A block of data:

-- begin --

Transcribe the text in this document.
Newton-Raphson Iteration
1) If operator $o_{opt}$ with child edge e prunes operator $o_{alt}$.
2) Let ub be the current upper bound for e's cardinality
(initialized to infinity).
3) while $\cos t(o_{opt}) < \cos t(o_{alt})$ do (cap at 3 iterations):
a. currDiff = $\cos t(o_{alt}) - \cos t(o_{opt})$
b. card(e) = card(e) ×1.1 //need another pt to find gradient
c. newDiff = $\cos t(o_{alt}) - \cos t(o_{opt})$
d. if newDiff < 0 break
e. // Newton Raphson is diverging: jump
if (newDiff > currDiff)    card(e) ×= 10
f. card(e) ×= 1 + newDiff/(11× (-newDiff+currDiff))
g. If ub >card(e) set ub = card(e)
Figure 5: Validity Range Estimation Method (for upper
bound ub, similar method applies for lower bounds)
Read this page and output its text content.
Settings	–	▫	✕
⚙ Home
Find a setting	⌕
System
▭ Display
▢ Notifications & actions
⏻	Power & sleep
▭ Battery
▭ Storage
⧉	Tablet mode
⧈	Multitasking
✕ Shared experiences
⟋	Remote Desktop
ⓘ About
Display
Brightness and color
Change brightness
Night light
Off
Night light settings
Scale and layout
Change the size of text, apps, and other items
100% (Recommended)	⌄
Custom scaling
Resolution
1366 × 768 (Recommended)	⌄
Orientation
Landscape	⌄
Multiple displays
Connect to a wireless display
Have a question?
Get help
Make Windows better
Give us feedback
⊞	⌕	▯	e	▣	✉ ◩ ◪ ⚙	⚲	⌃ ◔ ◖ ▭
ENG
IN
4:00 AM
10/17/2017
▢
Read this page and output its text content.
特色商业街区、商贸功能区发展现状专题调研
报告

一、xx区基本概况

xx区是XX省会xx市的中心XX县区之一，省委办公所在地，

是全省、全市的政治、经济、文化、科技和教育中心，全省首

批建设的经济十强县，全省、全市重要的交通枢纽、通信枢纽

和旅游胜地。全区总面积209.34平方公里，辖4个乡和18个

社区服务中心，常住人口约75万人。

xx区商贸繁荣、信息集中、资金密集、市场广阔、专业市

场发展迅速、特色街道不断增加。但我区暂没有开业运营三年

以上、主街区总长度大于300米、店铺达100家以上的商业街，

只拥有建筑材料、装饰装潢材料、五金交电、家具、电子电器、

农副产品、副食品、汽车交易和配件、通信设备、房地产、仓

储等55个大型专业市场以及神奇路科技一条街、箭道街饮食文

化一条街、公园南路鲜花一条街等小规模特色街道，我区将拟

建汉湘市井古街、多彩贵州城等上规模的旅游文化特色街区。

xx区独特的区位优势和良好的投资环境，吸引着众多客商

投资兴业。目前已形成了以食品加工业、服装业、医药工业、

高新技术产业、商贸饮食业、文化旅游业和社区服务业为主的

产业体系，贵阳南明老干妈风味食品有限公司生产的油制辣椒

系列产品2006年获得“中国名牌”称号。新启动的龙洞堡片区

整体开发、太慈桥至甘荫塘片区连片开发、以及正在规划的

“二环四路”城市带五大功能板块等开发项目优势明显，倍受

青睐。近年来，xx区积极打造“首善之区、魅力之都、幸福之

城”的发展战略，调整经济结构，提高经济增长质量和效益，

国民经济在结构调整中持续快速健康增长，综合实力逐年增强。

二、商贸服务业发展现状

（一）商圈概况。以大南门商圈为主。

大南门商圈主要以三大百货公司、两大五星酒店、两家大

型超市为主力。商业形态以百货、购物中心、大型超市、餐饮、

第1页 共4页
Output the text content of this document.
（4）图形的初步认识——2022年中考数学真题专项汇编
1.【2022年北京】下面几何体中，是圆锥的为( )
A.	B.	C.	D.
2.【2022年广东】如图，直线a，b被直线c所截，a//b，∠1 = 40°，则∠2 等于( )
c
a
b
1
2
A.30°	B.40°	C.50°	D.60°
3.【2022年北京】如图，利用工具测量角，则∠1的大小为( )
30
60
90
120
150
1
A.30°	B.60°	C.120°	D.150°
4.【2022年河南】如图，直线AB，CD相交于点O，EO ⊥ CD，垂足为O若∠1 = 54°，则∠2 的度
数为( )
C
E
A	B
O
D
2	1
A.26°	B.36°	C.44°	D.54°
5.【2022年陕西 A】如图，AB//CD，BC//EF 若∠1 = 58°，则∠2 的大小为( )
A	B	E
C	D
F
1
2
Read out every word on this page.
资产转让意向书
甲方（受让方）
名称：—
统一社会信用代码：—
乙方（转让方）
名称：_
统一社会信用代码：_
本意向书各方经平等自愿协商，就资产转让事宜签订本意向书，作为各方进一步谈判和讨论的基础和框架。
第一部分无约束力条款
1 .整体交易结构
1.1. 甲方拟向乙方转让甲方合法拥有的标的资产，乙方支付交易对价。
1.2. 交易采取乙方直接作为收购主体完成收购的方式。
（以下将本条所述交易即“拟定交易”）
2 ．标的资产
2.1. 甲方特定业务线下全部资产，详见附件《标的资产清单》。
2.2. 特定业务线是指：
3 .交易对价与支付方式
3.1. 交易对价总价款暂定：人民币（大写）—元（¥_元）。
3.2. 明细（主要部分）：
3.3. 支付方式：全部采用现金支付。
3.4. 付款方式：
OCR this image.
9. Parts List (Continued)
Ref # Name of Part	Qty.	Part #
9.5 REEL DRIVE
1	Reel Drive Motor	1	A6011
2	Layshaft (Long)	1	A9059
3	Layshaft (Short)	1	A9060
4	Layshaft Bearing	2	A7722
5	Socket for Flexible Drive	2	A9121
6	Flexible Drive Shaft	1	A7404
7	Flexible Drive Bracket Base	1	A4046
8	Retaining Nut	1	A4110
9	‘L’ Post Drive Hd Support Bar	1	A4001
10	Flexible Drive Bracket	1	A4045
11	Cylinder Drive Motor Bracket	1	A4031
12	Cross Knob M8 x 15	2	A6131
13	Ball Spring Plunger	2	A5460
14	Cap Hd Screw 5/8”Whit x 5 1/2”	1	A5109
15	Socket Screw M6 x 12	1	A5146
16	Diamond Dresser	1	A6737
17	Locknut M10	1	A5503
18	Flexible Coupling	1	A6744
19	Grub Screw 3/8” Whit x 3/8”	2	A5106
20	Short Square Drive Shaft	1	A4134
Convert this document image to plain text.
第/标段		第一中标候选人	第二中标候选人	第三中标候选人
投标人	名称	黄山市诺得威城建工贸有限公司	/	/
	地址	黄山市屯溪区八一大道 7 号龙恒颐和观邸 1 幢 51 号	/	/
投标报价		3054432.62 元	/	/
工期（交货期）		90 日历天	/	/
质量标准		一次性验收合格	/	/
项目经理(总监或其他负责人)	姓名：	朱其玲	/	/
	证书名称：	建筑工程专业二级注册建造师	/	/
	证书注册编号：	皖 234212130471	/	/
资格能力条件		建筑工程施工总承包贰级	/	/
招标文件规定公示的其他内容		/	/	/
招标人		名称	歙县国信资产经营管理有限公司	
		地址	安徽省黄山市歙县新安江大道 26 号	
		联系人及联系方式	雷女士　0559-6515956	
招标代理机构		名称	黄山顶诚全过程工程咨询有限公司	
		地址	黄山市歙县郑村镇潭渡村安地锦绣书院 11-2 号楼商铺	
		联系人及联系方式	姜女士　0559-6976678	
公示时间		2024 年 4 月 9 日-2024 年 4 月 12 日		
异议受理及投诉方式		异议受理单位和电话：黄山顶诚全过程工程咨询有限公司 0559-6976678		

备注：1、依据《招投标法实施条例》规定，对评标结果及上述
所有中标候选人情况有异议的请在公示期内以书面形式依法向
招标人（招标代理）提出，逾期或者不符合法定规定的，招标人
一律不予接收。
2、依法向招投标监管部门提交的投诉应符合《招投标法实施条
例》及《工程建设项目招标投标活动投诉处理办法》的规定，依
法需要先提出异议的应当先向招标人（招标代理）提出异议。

-- end --

WHAT TO DO:
State how many lines of the records above contain the word "this", and give only that number.

COMPLETED TASK:
7